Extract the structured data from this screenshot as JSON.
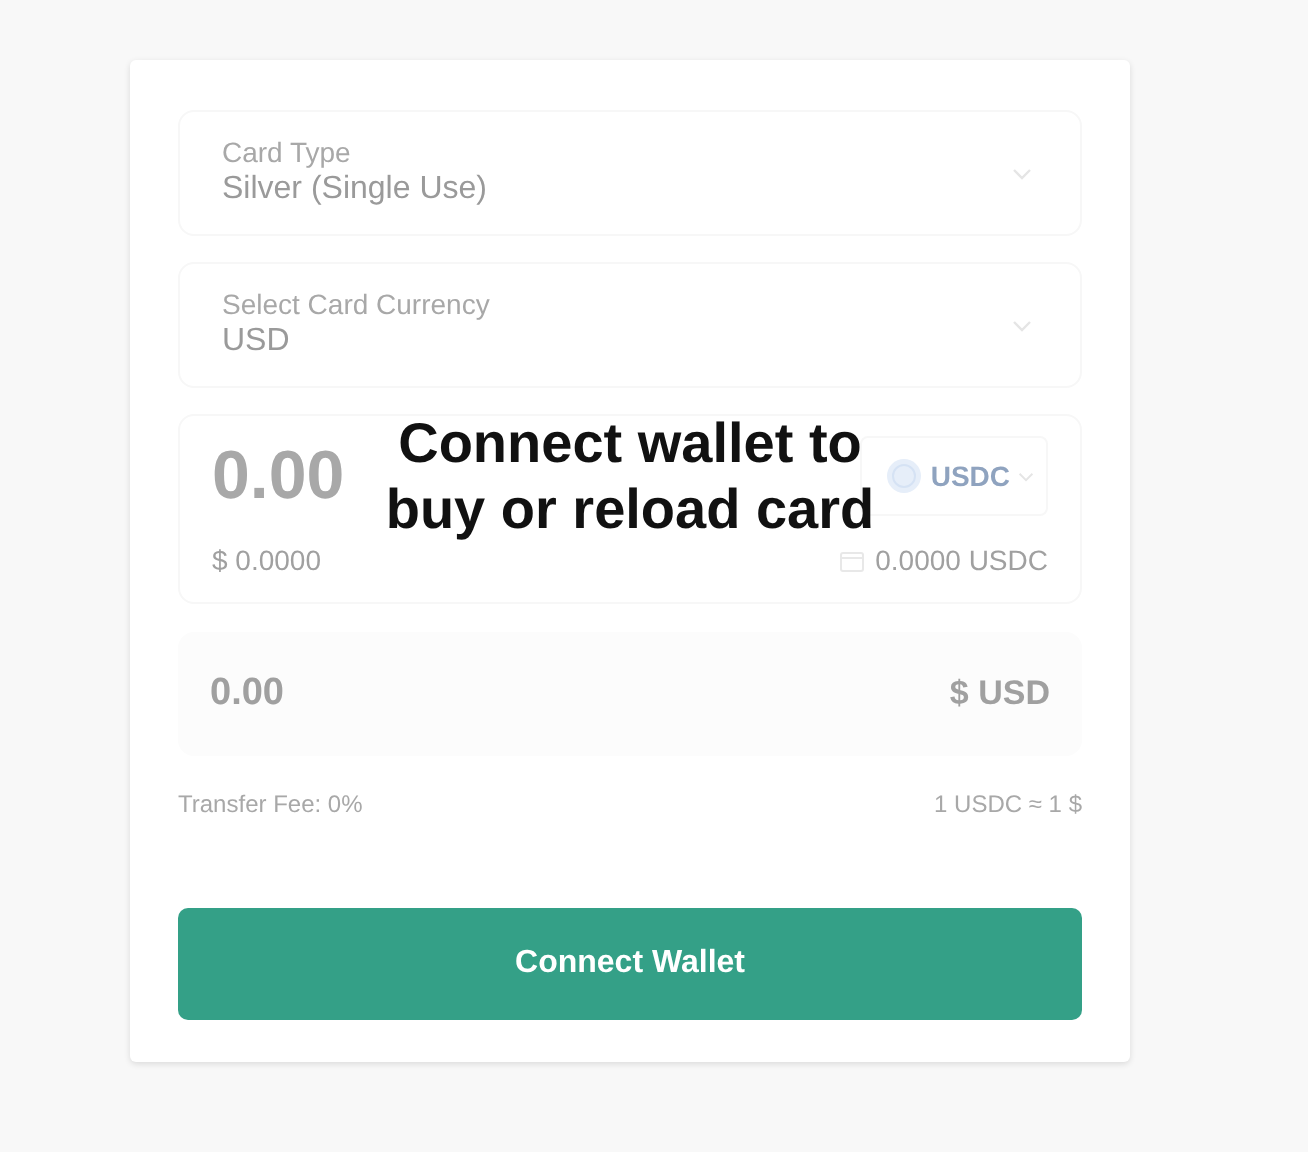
{
  "card_type": {
    "label": "Card Type",
    "value": "Silver (Single Use)"
  },
  "currency": {
    "label": "Select Card Currency",
    "value": "USD"
  },
  "pay": {
    "amount": "0.00",
    "token": "USDC",
    "usd_value": "$ 0.0000",
    "balance": "0.0000 USDC"
  },
  "receive": {
    "amount": "0.00",
    "unit": "$ USD"
  },
  "transfer_fee": "Transfer Fee: 0%",
  "rate": "1 USDC ≈ 1 $",
  "overlay": {
    "message": "Connect wallet to buy or reload card"
  },
  "connect_button": "Connect Wallet"
}
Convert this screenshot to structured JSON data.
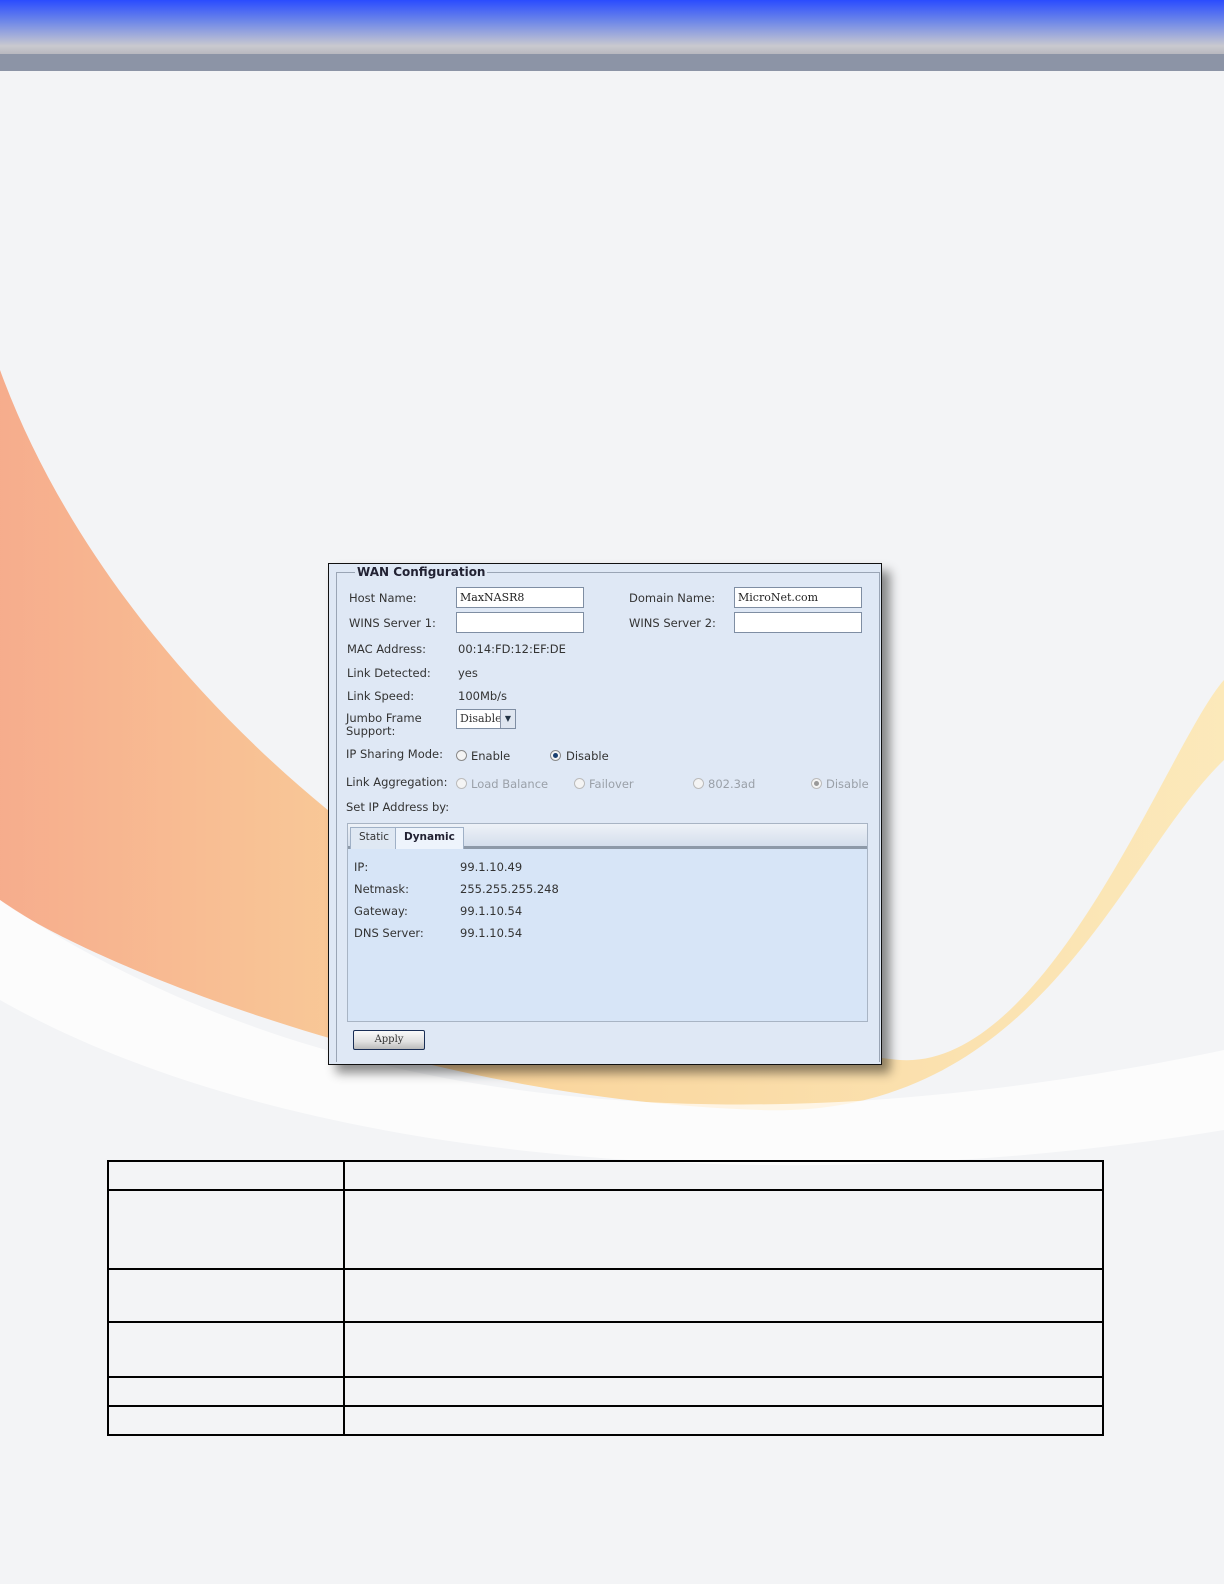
{
  "panel": {
    "title": "WAN Configuration",
    "host_name_label": "Host Name:",
    "host_name_value": "MaxNASR8",
    "domain_name_label": "Domain Name:",
    "domain_name_value": "MicroNet.com",
    "wins1_label": "WINS Server 1:",
    "wins1_value": "",
    "wins2_label": "WINS Server 2:",
    "wins2_value": "",
    "mac_label": "MAC Address:",
    "mac_value": "00:14:FD:12:EF:DE",
    "link_detected_label": "Link Detected:",
    "link_detected_value": "yes",
    "link_speed_label": "Link Speed:",
    "link_speed_value": "100Mb/s",
    "jumbo_label_1": "Jumbo Frame",
    "jumbo_label_2": "Support:",
    "jumbo_value": "Disable",
    "ip_sharing_label": "IP Sharing Mode:",
    "ip_sharing_options": [
      "Enable",
      "Disable"
    ],
    "ip_sharing_selected": "Disable",
    "link_agg_label": "Link Aggregation:",
    "link_agg_options": [
      "Load Balance",
      "Failover",
      "802.3ad",
      "Disable"
    ],
    "link_agg_selected": "Disable",
    "set_ip_label": "Set IP Address by:",
    "tabs": [
      "Static",
      "Dynamic"
    ],
    "active_tab": "Dynamic",
    "dynamic": [
      {
        "label": "IP:",
        "value": "99.1.10.49"
      },
      {
        "label": "Netmask:",
        "value": "255.255.255.248"
      },
      {
        "label": "Gateway:",
        "value": "99.1.10.54"
      },
      {
        "label": "DNS Server:",
        "value": "99.1.10.54"
      }
    ],
    "apply_label": "Apply"
  },
  "table": {
    "rows": [
      [
        "",
        ""
      ],
      [
        "",
        ""
      ],
      [
        "",
        ""
      ],
      [
        "",
        ""
      ],
      [
        "",
        ""
      ],
      [
        "",
        ""
      ]
    ]
  },
  "colors": {
    "header_blue": "#2a4cff",
    "panel_bg": "#dfe8f5",
    "swoosh": "#f8b070"
  }
}
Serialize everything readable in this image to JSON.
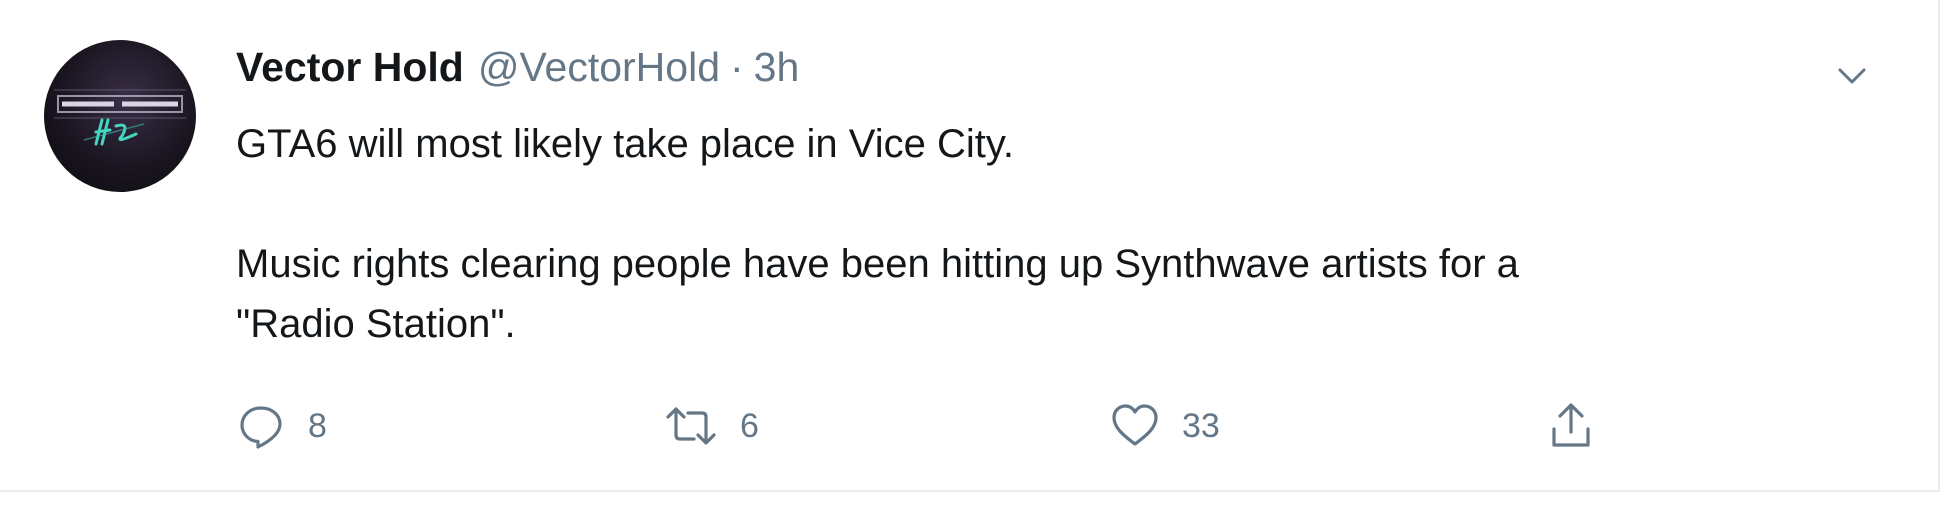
{
  "tweet": {
    "author": {
      "display_name": "Vector Hold",
      "handle": "@VectorHold",
      "separator": "·",
      "time": "3h",
      "avatar_icon": "vector-hold-logo"
    },
    "text": {
      "paragraph_1": "GTA6 will most likely take place in Vice City.",
      "paragraph_2_line_1": "Music rights clearing people have been hitting up Synthwave artists for a",
      "paragraph_2_line_2": "\"Radio Station\"."
    },
    "actions": {
      "reply": {
        "icon": "reply-icon",
        "count": "8"
      },
      "retweet": {
        "icon": "retweet-icon",
        "count": "6"
      },
      "like": {
        "icon": "heart-icon",
        "count": "33"
      },
      "share": {
        "icon": "share-icon"
      }
    },
    "menu_icon": "chevron-down-icon"
  },
  "colors": {
    "text_primary": "#14171a",
    "text_secondary": "#657786",
    "border": "#e6ecf0",
    "background": "#ffffff"
  }
}
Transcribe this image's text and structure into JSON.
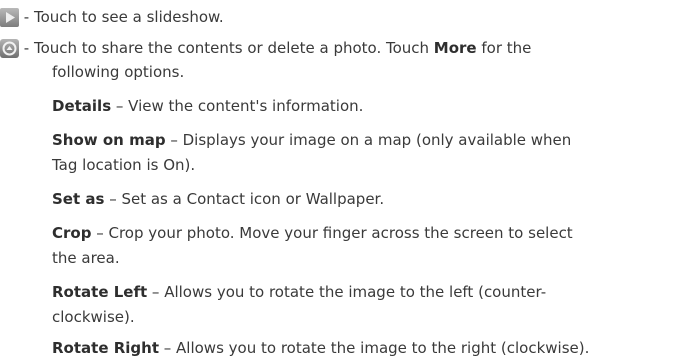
{
  "items": [
    {
      "icon": "play-icon",
      "lead": " - ",
      "text": "Touch to see a slideshow."
    },
    {
      "icon": "menu-circle-icon",
      "lead": " - ",
      "text_before": "Touch to share the contents or delete a photo. Touch ",
      "bold": "More",
      "text_after": " for the",
      "continuation": "following options."
    }
  ],
  "options": [
    {
      "term": "Details",
      "desc": " – View the content's information.",
      "cont": ""
    },
    {
      "term": "Show on map",
      "desc": " – Displays your image on a map (only available when",
      "cont": "Tag location is On)."
    },
    {
      "term": "Set as",
      "desc": " – Set as a Contact icon or Wallpaper.",
      "cont": ""
    },
    {
      "term": "Crop",
      "desc": " – Crop your photo. Move your finger across the screen to select",
      "cont": "the area."
    },
    {
      "term": "Rotate Left",
      "desc": " – Allows you to rotate the image to the left (counter-",
      "cont": "clockwise)."
    },
    {
      "term": "Rotate Right",
      "desc": " – Allows you to rotate the image to the right (clockwise).",
      "cont": ""
    }
  ]
}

*-*-*

Give only the count of lines in this material that contain the string "Crop".

• _Written solution_:
2